### WRITTEN TASK
Skip all pictures, then print the remaining material exactly.
====
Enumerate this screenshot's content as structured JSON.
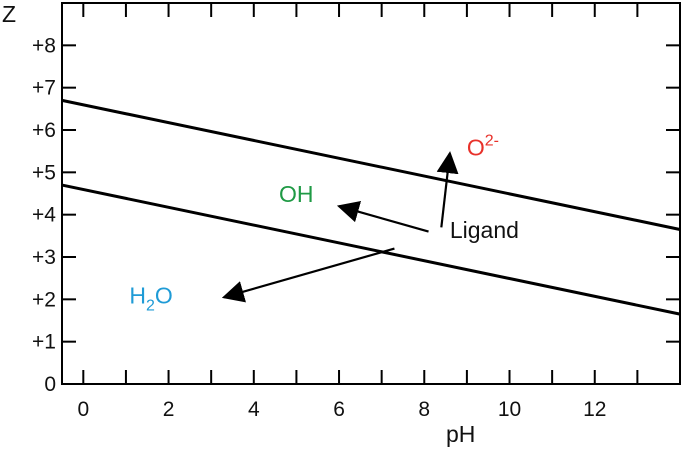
{
  "chart_data": {
    "type": "line",
    "title": "",
    "xlabel": "pH",
    "ylabel": "Z",
    "xlim": [
      -0.5,
      14.0
    ],
    "ylim": [
      0,
      9
    ],
    "x_ticks": [
      {
        "value": 0,
        "label": "0"
      },
      {
        "value": 2,
        "label": "2"
      },
      {
        "value": 4,
        "label": "4"
      },
      {
        "value": 6,
        "label": "6"
      },
      {
        "value": 8,
        "label": "8"
      },
      {
        "value": 10,
        "label": "10"
      },
      {
        "value": 12,
        "label": "12"
      }
    ],
    "x_minor_ticks": [
      1,
      3,
      5,
      7,
      9,
      11,
      13
    ],
    "y_ticks": [
      {
        "value": 0,
        "label": "0"
      },
      {
        "value": 1,
        "label": "+1"
      },
      {
        "value": 2,
        "label": "+2"
      },
      {
        "value": 3,
        "label": "+3"
      },
      {
        "value": 4,
        "label": "+4"
      },
      {
        "value": 5,
        "label": "+5"
      },
      {
        "value": 6,
        "label": "+6"
      },
      {
        "value": 7,
        "label": "+7"
      },
      {
        "value": 8,
        "label": "+8"
      }
    ],
    "series": [
      {
        "x": [
          -0.5,
          14.0
        ],
        "y": [
          6.7,
          3.65
        ]
      },
      {
        "x": [
          -0.5,
          14.0
        ],
        "y": [
          4.7,
          1.65
        ]
      }
    ],
    "annotations": {
      "ligand": {
        "text": "Ligand",
        "color": "#111111",
        "x": 8.6,
        "y": 3.45
      },
      "o2": {
        "text": "O",
        "sup": "2-",
        "color": "#e8312a",
        "x": 9.0,
        "y": 5.4
      },
      "oh": {
        "text": "OH",
        "color": "#1f9a45",
        "x": 5.4,
        "y": 4.3
      },
      "h2o": {
        "text": "H",
        "sub": "2",
        "tail": "O",
        "color": "#1f9bd6",
        "x": 2.1,
        "y": 1.9
      }
    },
    "arrows": [
      {
        "name": "arrow-to-o2",
        "from": [
          8.4,
          3.7
        ],
        "to": [
          8.6,
          5.45
        ]
      },
      {
        "name": "arrow-to-oh",
        "from": [
          8.1,
          3.6
        ],
        "to": [
          6.0,
          4.2
        ]
      },
      {
        "name": "arrow-to-h2o",
        "from": [
          7.3,
          3.2
        ],
        "to": [
          3.3,
          2.05
        ]
      }
    ],
    "grid": false,
    "legend": "none"
  }
}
====
### OUTPUT FOR THIS EXERCISE
Enumerate this screenshot's content as structured JSON.
{
  "chart_data": {
    "type": "line",
    "title": "",
    "xlabel": "pH",
    "ylabel": "Z",
    "xlim": [
      -0.5,
      14.0
    ],
    "ylim": [
      0,
      9
    ],
    "x_ticks": [
      {
        "value": 0,
        "label": "0"
      },
      {
        "value": 2,
        "label": "2"
      },
      {
        "value": 4,
        "label": "4"
      },
      {
        "value": 6,
        "label": "6"
      },
      {
        "value": 8,
        "label": "8"
      },
      {
        "value": 10,
        "label": "10"
      },
      {
        "value": 12,
        "label": "12"
      }
    ],
    "x_minor_ticks": [
      1,
      3,
      5,
      7,
      9,
      11,
      13
    ],
    "y_ticks": [
      {
        "value": 0,
        "label": "0"
      },
      {
        "value": 1,
        "label": "+1"
      },
      {
        "value": 2,
        "label": "+2"
      },
      {
        "value": 3,
        "label": "+3"
      },
      {
        "value": 4,
        "label": "+4"
      },
      {
        "value": 5,
        "label": "+5"
      },
      {
        "value": 6,
        "label": "+6"
      },
      {
        "value": 7,
        "label": "+7"
      },
      {
        "value": 8,
        "label": "+8"
      }
    ],
    "series": [
      {
        "x": [
          -0.5,
          14.0
        ],
        "y": [
          6.7,
          3.65
        ]
      },
      {
        "x": [
          -0.5,
          14.0
        ],
        "y": [
          4.7,
          1.65
        ]
      }
    ],
    "annotations": {
      "ligand": {
        "text": "Ligand",
        "color": "#111111",
        "x": 8.6,
        "y": 3.45
      },
      "o2": {
        "text": "O",
        "sup": "2-",
        "color": "#e8312a",
        "x": 9.0,
        "y": 5.4
      },
      "oh": {
        "text": "OH",
        "color": "#1f9a45",
        "x": 5.4,
        "y": 4.3
      },
      "h2o": {
        "text": "H",
        "sub": "2",
        "tail": "O",
        "color": "#1f9bd6",
        "x": 2.1,
        "y": 1.9
      }
    },
    "arrows": [
      {
        "name": "arrow-to-o2",
        "from": [
          8.4,
          3.7
        ],
        "to": [
          8.6,
          5.45
        ]
      },
      {
        "name": "arrow-to-oh",
        "from": [
          8.1,
          3.6
        ],
        "to": [
          6.0,
          4.2
        ]
      },
      {
        "name": "arrow-to-h2o",
        "from": [
          7.3,
          3.2
        ],
        "to": [
          3.3,
          2.05
        ]
      }
    ],
    "grid": false,
    "legend": "none"
  }
}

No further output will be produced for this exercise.